Exercise prompt
In the entries below, find every line holding the string "September" and collect it.

(Saved data entries)
»»

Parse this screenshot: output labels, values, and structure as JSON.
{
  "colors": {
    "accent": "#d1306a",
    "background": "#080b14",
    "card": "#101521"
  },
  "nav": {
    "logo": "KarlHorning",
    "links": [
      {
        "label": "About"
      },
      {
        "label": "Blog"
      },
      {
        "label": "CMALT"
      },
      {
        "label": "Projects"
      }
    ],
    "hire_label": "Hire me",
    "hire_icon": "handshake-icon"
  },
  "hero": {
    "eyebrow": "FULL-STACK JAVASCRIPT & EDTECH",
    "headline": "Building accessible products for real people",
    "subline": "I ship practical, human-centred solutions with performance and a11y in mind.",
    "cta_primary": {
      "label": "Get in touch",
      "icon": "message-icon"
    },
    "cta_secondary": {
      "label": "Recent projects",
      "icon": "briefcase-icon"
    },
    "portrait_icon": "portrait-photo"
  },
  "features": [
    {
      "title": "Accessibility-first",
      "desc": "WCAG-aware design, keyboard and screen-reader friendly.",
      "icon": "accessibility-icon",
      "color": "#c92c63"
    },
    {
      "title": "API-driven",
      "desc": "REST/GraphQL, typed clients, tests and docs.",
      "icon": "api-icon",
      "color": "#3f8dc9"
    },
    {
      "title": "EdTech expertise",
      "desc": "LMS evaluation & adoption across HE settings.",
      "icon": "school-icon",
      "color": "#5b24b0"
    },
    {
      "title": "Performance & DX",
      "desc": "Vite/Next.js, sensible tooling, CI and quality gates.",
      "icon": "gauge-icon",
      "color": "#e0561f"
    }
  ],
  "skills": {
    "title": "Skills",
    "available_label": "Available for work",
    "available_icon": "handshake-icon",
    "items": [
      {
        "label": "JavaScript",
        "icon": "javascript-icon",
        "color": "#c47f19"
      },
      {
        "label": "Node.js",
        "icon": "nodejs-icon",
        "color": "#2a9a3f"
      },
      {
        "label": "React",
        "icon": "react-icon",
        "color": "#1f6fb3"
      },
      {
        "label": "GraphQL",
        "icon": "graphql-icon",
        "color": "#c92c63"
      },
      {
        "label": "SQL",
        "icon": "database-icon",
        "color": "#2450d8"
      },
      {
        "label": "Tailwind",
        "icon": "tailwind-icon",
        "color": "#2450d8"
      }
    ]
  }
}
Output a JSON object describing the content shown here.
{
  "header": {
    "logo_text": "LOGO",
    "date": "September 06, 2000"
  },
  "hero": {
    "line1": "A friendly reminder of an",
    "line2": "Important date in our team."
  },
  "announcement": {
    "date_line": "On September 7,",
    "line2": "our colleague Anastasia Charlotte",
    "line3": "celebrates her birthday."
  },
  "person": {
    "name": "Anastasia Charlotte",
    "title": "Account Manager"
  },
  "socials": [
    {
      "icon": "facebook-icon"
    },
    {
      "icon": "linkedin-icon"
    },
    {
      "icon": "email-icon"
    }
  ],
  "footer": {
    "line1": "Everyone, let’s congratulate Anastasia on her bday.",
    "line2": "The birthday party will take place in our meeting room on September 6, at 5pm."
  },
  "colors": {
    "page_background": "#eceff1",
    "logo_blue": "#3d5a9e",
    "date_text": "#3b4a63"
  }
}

««

Exercise response
    "date": "September 06, 2000"
    "date_line": "On September 7,",
    "line2": "The birthday party will take place in our meeting room on September 6, at 5pm."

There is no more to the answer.